• [Activity A] In the comment thread about people posting from Syria, what duty does the first comment say those posters have?
• [Activity B] Translate this sentence from the comment thread about people posting from Syria into Spanish: "They have a right to speak their minds."
• [Activity C] Extend the comment thread about people posting from Syria, picking up right after its last sentence.
══ Excerpt provided
This is not negotiable.

I don’t care if people posting from Syria are supporters of the monster Assad, Al-Qaeda civil-war-hijacking fascists, moderate Muslims or the (always forgotten) secular democratic resistance and socialist democratic resistance.

They have a right to speak their minds. And, extremely crucial: they have a duty to inform us of the events of this tragic civil war that the rest of the world would rather shun away from by any means necessary.

listenherenow says:

Re: Re:

Whoa there hombre.

You didn’t know the U.S. and NATO and Turkey unleashed their quite useful Al-Qaeda dogs? All that was left of the “free syrian army” pledged allegiance to Al-Qaeda – or did you not know that too? Did you know that the U.S.’s ally Saudi Arabia supplied Al-Qaeda with Syrian Gas so they could stage an attack and blame it on the Syrian government in order to goad the U.S. to engage? Did you know the Syrian government expresses the rights of religions to coexist together, and that radical groups support well… radicalism? Did you know that covertly backed terrorist groups are supported by U.S. and Israeli Intelligence Services in which those terrorist groups are currently committing terrorist acts against innocent people, all under the special training of NATO Special Forces?
════
══ Dataset
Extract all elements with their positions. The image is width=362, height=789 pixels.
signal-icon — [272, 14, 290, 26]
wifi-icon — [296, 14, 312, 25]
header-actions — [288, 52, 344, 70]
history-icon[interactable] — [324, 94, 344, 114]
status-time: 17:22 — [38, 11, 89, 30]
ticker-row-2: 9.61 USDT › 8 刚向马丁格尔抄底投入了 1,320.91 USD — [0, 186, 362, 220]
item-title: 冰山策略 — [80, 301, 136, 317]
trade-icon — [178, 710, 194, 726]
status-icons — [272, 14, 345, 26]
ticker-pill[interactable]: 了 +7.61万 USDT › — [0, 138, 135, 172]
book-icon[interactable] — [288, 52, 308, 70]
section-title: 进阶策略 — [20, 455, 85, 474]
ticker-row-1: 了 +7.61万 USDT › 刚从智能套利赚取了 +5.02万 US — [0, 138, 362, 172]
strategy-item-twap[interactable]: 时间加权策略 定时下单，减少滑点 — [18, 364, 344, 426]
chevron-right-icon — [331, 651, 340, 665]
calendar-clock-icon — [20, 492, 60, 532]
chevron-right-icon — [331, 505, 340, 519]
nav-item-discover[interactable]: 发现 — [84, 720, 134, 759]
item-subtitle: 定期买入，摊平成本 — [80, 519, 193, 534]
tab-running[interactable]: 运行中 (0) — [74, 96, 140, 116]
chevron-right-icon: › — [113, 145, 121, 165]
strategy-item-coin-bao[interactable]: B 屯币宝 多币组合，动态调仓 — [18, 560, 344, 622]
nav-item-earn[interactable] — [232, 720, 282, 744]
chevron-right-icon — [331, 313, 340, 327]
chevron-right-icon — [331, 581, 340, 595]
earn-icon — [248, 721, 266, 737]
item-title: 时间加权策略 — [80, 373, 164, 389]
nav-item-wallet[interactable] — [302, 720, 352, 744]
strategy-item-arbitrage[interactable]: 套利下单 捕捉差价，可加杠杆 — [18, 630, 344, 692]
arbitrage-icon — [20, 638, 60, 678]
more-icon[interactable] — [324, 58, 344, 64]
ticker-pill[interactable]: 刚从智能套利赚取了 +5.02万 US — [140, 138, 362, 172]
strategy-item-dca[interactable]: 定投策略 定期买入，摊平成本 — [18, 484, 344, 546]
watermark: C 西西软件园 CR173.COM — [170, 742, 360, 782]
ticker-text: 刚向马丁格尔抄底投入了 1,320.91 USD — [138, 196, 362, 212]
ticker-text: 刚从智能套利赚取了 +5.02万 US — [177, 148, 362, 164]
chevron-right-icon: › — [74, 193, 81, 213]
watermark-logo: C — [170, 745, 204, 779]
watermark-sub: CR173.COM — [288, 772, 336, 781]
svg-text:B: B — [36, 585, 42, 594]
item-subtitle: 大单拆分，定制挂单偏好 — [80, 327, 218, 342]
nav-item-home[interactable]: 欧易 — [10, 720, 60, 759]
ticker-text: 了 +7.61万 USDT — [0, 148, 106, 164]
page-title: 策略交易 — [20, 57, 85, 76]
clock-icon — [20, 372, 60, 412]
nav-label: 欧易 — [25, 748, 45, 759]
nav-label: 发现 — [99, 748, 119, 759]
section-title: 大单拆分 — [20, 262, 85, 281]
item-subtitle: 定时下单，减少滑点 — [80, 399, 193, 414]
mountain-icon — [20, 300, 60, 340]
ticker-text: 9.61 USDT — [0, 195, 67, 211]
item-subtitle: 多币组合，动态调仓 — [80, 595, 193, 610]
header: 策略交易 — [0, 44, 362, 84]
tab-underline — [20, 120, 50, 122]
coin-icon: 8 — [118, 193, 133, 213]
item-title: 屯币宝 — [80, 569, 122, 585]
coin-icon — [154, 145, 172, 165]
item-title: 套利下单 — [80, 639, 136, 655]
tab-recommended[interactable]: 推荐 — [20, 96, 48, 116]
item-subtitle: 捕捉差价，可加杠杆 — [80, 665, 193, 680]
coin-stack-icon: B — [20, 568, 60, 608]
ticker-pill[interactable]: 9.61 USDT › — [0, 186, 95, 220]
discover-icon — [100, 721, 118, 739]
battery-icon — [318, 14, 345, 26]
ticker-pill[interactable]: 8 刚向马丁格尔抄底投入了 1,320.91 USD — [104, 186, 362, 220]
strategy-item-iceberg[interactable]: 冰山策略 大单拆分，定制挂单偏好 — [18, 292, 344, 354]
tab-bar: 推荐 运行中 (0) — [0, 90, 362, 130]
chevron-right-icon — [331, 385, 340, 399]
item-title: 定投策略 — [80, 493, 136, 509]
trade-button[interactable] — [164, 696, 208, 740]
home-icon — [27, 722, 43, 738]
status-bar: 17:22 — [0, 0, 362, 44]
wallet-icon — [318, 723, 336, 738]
════
• [Task output A] A duty to inform us of the events of the tragic civil war that the rest of the world would rather shun away from by any means necessary.

• [Task output B] Tienen derecho a expresar lo que piensan.

• [Task output C]
Its the same propaganda plug they pulled on Iraq and Libya. And both of those countries have fallen into ruin despite so called “intervention.” NATO, the U.S. and every other Imperialist player have no interest in the livelihoods of people’s lives they destroy.

Quit fucking watching Propaganda Mainstream TeeVee for christs sake. Wake the fuck up.

I’m out of here. Hard hitting. And in your face.

Anonymous Coward says:

Re: Re:

I agree, they should be allowed to speak.
But when you have the US and Israel spend millions on spreading propaganda on social media, and you see those well worded posts about how bad syria is, then you should at least consider that they may not be entirely honest.

It is not their duty to inform you. You think they are your dogs who shall every day tell you whats happening there? If you care about their problems then there are plenty of real stories available.

Also intresting how the whole chemical weapons thing went quiet…

Anonymous Coward says:

Re: Re: Re: Re:

What ? There’s many ways people used to (and still do) to talk about whatever the fuck they want, especially from strangers, that existed before Shitbook and MySpace. Even MySpace had more of a use, it is very useful due to their music streaming services for bands not eating major label cock to get themselves known, booked and play live shows.

But yeah, forums are pretty great and take a shit on facebook if you want to deal with serious things. Facebook is for casual messing around with people you know irl, but even then, everyone used to just use an IM program for that.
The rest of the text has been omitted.